Extracted records

★ ★ ★ ★ ★ ★ ★

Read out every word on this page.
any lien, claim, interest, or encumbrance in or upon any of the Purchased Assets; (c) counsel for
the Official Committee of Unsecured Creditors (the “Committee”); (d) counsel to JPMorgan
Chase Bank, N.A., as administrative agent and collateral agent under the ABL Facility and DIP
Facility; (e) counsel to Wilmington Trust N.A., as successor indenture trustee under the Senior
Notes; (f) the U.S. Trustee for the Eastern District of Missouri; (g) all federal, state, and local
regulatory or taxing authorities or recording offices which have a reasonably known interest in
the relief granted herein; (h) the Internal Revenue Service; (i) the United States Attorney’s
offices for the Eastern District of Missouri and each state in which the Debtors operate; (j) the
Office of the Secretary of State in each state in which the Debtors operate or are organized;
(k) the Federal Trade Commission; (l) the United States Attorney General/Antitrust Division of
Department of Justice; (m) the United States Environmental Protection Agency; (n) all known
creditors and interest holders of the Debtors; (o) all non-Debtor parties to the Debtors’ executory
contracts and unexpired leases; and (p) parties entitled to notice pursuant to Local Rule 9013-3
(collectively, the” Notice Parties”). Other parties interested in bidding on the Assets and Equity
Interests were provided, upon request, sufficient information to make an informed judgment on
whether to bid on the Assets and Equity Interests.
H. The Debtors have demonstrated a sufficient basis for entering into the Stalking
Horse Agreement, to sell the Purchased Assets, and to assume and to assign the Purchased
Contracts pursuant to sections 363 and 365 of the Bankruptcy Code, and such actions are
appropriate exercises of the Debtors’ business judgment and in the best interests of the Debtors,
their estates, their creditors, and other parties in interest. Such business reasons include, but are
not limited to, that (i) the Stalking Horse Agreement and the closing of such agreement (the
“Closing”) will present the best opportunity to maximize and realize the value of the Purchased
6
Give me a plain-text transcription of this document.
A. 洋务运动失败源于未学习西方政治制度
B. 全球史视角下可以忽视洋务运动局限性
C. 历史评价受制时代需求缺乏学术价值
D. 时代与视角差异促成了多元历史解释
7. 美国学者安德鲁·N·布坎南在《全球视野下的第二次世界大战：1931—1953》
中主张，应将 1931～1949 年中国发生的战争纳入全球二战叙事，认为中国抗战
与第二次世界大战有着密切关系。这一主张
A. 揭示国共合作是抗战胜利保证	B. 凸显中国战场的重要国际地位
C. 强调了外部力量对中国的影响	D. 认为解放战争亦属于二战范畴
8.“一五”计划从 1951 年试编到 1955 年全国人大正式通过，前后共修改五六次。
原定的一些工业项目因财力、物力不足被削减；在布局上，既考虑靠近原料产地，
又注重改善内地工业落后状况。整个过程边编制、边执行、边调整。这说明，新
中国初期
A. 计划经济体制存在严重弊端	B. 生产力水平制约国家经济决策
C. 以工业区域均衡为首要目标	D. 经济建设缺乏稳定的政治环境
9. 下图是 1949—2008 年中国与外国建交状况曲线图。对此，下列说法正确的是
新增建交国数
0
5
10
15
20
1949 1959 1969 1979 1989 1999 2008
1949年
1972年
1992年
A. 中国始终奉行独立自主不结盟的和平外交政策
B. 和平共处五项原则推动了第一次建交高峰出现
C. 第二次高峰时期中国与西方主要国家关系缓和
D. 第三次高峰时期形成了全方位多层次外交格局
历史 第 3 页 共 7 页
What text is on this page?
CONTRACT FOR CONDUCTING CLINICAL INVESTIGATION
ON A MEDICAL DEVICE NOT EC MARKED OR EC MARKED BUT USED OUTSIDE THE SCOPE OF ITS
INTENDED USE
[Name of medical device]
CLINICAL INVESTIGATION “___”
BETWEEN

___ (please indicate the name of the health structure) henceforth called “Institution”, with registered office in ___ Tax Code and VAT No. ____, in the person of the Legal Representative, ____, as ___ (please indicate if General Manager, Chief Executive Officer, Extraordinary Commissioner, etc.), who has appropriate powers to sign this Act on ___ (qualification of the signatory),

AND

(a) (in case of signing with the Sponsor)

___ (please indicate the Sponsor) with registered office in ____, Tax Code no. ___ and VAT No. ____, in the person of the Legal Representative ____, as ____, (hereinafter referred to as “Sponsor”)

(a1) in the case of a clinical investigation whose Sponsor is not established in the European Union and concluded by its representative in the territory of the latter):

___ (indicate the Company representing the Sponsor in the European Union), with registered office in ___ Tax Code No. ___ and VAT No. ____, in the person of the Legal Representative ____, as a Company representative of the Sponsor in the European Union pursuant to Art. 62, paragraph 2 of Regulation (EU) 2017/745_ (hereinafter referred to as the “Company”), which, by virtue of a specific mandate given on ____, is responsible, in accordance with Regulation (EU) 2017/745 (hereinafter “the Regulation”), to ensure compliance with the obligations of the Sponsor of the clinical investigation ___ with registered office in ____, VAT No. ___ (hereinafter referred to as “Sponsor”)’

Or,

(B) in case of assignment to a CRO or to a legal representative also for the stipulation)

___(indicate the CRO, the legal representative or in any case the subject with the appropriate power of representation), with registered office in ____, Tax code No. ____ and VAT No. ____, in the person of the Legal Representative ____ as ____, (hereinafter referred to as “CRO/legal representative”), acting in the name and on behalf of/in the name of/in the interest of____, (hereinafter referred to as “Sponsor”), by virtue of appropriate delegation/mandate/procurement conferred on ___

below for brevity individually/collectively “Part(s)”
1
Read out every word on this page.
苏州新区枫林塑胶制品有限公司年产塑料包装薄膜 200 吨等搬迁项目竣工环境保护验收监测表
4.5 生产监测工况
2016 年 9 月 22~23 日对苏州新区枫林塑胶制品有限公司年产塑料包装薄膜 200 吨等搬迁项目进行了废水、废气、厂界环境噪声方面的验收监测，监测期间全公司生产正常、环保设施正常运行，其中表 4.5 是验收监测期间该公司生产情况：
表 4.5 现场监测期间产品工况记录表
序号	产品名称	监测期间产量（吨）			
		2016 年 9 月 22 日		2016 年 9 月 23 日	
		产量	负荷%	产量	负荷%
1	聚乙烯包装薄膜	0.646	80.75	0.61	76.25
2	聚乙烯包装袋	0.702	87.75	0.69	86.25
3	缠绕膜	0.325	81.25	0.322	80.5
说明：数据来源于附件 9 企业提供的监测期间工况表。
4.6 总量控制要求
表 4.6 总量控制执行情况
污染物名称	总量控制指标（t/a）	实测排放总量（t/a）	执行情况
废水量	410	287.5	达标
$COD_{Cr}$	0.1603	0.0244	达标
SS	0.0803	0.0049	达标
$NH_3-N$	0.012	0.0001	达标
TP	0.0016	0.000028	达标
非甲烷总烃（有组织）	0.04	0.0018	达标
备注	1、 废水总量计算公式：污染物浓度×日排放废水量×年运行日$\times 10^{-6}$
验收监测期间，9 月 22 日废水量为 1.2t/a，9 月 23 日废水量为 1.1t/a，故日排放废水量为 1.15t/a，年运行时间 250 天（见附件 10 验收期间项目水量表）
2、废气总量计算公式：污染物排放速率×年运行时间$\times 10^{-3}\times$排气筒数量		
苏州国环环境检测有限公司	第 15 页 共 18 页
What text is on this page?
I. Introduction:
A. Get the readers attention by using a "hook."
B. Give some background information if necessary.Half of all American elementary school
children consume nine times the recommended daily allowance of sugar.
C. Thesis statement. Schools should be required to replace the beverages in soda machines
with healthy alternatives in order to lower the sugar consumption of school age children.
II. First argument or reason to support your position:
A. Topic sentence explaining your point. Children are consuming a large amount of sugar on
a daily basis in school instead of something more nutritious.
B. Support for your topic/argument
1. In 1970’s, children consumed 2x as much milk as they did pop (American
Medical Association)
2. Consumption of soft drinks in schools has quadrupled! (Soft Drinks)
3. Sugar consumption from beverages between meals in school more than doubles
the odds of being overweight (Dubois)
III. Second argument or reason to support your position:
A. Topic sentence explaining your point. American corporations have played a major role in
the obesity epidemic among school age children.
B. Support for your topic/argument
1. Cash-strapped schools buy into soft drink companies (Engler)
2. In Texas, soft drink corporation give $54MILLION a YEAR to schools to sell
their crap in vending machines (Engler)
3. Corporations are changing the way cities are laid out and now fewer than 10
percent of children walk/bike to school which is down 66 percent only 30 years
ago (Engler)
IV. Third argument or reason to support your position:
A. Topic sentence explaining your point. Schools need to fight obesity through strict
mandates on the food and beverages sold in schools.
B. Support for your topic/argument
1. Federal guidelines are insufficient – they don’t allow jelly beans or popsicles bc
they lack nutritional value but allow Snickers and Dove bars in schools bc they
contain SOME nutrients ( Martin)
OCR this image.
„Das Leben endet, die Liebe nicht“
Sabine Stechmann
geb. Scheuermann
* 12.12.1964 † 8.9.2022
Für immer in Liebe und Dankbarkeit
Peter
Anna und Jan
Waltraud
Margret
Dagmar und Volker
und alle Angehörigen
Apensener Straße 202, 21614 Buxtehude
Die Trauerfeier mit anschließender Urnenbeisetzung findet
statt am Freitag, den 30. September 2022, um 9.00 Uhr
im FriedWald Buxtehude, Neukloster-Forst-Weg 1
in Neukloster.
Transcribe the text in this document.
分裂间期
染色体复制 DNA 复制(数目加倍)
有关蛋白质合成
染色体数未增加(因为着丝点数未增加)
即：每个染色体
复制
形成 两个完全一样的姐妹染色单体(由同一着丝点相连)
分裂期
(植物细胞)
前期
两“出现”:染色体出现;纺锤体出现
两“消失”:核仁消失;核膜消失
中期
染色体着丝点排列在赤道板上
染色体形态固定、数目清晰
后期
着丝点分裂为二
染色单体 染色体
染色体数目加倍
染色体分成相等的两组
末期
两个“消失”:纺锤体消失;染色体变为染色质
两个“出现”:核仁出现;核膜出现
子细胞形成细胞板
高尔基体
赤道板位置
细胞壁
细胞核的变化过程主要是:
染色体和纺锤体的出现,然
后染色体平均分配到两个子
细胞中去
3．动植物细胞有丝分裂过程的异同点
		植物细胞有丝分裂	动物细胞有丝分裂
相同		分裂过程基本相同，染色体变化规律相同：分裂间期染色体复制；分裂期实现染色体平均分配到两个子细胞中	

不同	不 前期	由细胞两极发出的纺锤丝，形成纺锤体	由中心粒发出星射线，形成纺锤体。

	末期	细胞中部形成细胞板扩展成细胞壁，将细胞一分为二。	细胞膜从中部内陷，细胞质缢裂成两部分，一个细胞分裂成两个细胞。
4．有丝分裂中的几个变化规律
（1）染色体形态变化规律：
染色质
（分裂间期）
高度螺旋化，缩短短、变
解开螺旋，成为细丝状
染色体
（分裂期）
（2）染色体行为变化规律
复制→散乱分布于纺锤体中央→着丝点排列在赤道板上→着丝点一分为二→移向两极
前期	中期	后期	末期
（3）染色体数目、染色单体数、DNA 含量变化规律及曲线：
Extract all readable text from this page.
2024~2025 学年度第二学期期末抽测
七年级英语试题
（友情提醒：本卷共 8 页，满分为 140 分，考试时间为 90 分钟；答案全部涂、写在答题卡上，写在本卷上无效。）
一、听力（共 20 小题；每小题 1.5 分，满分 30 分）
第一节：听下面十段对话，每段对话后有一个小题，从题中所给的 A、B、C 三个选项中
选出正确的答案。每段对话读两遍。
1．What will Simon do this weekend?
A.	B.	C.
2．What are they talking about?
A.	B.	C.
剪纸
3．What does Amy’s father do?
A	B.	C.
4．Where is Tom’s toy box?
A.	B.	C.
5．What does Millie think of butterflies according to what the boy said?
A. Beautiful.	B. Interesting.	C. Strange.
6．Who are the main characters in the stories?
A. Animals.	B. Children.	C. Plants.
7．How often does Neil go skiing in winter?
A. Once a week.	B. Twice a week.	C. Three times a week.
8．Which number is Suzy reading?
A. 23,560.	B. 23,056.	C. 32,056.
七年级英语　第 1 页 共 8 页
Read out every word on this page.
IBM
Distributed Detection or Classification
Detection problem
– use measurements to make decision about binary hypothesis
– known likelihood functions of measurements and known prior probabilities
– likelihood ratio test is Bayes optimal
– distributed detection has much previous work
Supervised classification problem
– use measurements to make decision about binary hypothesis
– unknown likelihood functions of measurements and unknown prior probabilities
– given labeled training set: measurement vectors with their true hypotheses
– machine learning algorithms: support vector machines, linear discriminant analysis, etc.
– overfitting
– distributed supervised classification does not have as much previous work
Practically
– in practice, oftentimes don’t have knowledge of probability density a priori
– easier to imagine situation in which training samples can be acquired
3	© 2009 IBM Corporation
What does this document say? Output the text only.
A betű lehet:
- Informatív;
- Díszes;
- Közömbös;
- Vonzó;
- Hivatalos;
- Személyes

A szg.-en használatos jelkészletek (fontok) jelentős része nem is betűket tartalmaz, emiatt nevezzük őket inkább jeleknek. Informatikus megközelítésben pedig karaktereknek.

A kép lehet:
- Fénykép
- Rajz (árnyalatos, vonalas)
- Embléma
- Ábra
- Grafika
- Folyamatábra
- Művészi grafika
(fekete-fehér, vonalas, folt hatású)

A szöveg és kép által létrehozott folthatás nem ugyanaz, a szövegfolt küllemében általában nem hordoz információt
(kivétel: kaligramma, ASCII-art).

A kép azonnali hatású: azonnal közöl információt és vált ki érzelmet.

★ ★ ★ ★ ★ ★ ★

Count every line bearing the word "Eastern"; report the total only.

2